GIVEN RECORDS:
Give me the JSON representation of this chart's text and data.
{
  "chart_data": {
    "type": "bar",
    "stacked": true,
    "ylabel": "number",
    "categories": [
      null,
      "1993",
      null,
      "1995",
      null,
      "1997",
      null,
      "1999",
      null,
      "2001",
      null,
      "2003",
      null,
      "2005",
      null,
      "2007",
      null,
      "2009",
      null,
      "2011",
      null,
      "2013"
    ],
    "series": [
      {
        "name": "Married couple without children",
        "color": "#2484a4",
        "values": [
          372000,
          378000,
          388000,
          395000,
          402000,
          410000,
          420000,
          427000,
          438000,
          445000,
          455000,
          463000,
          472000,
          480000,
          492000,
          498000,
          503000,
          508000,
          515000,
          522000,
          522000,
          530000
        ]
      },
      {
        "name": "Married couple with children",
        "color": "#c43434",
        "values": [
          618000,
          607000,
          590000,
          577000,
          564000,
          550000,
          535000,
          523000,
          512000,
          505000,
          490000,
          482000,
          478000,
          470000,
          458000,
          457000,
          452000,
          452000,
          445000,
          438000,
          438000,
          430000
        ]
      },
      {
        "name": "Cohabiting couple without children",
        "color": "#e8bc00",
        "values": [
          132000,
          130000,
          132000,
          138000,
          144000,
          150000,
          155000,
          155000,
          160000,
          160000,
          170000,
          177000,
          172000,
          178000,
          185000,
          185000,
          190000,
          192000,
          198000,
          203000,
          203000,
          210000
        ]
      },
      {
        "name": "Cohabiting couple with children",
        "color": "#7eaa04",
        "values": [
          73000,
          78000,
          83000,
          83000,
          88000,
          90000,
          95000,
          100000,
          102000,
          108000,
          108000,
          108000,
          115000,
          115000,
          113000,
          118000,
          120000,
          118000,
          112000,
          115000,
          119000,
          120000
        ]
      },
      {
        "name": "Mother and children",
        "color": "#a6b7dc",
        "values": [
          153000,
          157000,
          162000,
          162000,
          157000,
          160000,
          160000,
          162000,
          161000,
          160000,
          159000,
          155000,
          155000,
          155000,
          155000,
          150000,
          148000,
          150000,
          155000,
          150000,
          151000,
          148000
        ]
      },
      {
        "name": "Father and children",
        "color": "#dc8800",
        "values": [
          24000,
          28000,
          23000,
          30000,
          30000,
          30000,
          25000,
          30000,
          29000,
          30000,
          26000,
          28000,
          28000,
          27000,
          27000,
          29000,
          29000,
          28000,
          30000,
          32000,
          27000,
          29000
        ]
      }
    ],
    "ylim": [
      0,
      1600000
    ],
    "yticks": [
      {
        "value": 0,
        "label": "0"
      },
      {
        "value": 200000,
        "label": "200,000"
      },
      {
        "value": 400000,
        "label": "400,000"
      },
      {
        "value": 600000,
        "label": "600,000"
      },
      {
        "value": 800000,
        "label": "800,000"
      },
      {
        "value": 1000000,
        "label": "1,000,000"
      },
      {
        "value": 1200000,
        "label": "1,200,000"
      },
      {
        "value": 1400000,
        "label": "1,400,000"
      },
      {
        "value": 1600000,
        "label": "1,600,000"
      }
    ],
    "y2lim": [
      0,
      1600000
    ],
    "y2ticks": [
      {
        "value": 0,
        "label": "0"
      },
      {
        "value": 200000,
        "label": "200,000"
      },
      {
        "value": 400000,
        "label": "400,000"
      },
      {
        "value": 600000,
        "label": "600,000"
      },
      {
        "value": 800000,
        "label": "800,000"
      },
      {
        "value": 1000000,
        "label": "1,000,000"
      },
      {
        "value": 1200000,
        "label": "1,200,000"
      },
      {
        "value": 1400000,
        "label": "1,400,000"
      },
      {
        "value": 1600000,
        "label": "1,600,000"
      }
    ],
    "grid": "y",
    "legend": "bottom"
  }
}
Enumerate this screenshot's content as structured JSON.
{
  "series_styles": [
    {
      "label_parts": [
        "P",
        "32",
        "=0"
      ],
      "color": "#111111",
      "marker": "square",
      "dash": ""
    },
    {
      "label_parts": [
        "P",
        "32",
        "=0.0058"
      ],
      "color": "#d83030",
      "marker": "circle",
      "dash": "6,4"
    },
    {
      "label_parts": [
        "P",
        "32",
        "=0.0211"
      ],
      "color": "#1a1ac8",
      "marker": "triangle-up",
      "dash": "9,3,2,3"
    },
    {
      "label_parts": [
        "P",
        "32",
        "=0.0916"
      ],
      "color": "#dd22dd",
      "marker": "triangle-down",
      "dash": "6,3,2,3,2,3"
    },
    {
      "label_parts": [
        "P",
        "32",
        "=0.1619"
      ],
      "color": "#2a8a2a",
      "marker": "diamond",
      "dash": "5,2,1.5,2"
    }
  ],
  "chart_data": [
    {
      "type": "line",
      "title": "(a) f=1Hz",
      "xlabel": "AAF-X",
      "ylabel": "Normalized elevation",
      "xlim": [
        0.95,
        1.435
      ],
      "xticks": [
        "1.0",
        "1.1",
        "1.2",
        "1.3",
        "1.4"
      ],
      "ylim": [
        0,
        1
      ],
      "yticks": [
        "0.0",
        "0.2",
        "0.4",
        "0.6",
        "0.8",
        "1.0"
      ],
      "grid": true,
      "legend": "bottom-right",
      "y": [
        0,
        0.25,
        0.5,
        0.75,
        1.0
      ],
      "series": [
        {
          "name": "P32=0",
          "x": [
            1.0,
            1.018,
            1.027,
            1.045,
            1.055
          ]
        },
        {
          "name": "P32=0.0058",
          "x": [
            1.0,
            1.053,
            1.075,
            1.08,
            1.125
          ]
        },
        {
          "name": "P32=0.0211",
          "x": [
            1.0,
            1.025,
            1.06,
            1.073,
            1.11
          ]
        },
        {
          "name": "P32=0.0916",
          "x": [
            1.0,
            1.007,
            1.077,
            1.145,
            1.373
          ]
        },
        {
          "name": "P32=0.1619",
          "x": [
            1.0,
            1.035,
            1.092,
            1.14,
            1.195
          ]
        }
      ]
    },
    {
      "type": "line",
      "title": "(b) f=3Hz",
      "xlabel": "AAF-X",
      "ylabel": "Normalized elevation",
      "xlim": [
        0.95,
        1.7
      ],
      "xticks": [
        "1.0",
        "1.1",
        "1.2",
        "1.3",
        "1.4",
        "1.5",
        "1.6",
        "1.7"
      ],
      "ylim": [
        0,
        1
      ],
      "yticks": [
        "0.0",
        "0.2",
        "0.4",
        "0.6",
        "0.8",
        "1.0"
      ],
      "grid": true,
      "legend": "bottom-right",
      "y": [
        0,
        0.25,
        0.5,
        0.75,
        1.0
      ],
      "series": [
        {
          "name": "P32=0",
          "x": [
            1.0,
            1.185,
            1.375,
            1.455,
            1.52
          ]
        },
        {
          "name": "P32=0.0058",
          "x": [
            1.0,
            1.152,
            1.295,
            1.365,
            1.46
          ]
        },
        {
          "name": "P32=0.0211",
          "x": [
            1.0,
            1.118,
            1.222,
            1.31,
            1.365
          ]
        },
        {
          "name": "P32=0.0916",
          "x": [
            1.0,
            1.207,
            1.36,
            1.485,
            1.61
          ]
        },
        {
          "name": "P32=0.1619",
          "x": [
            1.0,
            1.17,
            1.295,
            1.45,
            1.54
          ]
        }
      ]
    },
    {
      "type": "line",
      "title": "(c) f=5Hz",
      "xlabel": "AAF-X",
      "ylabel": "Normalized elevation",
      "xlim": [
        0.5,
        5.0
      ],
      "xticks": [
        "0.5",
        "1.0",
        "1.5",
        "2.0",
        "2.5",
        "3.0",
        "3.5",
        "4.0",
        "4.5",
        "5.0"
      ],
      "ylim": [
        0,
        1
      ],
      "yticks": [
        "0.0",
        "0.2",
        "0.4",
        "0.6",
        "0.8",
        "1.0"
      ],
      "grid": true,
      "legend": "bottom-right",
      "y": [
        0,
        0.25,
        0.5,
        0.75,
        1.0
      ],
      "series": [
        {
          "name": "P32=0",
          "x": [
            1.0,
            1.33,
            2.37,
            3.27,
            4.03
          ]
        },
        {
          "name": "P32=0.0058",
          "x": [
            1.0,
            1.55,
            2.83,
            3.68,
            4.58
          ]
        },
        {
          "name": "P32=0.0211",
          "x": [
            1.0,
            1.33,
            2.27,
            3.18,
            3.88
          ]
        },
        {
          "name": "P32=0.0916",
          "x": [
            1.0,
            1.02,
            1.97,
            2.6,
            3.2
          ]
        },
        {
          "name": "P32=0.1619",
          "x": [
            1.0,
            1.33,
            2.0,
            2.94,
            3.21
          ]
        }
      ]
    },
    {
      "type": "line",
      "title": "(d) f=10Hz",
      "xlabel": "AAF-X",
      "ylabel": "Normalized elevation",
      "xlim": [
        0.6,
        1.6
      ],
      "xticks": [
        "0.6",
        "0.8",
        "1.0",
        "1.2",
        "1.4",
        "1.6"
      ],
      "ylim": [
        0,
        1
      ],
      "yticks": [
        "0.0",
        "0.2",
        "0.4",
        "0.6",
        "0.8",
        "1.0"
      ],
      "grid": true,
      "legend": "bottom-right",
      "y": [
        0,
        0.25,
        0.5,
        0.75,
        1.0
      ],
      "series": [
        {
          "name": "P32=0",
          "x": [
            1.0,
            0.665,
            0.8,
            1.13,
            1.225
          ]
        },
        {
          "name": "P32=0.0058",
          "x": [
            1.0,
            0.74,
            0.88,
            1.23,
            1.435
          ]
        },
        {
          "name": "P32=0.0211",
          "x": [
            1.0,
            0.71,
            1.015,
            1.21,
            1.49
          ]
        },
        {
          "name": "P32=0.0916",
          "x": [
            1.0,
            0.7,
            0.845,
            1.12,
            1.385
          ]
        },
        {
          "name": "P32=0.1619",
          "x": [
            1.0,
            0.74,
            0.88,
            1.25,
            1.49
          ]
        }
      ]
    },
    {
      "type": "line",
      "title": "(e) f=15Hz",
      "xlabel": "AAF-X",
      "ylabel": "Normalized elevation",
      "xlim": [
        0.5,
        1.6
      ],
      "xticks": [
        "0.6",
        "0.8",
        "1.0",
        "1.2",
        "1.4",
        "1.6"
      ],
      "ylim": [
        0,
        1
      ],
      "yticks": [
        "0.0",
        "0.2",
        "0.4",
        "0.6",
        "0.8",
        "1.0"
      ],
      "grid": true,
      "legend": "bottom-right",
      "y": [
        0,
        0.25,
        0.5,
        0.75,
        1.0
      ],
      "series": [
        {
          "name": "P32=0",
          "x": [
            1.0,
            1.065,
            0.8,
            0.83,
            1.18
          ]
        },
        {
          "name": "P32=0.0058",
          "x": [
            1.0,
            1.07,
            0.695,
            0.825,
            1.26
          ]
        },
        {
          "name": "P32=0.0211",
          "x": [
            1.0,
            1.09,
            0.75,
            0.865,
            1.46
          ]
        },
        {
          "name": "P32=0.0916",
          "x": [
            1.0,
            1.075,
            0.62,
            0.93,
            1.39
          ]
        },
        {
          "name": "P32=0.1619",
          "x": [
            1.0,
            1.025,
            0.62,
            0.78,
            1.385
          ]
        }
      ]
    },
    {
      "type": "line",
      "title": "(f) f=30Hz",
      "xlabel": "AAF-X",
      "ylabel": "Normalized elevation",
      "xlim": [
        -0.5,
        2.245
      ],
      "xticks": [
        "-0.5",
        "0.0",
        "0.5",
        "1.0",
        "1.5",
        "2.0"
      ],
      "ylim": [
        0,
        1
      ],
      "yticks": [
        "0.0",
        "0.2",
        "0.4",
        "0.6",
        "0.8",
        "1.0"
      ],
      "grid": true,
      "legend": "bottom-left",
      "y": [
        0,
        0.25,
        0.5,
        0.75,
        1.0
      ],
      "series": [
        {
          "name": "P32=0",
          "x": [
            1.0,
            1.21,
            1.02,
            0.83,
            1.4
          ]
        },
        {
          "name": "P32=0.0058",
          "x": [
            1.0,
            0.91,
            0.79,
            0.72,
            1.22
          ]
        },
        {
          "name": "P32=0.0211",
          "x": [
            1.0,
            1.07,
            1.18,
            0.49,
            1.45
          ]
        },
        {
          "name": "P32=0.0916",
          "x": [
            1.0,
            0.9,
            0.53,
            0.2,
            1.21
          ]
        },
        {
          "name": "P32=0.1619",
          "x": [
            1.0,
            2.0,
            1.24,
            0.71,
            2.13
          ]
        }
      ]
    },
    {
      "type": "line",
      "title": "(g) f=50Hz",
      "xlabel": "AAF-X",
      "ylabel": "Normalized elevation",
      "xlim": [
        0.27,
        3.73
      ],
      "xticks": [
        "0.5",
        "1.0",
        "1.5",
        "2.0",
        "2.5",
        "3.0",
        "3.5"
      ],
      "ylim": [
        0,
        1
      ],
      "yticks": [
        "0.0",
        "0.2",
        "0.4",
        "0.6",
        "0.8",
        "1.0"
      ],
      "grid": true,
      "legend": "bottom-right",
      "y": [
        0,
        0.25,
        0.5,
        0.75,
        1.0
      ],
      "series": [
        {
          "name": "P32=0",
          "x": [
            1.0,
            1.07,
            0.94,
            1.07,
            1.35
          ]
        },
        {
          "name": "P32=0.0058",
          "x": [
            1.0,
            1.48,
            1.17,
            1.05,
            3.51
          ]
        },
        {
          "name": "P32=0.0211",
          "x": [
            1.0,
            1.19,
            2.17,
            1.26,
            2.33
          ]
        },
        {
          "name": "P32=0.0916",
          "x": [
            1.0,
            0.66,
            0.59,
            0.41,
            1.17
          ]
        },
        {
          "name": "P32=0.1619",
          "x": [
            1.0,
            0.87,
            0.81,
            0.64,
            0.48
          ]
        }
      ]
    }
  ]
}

YOUR INSTRUCTIONS:
Where a line of the entries contains the word "Cohabiting", copy that line.

THE OUTPUT:
        "name": "Cohabiting couple without children",
        "name": "Cohabiting couple with children",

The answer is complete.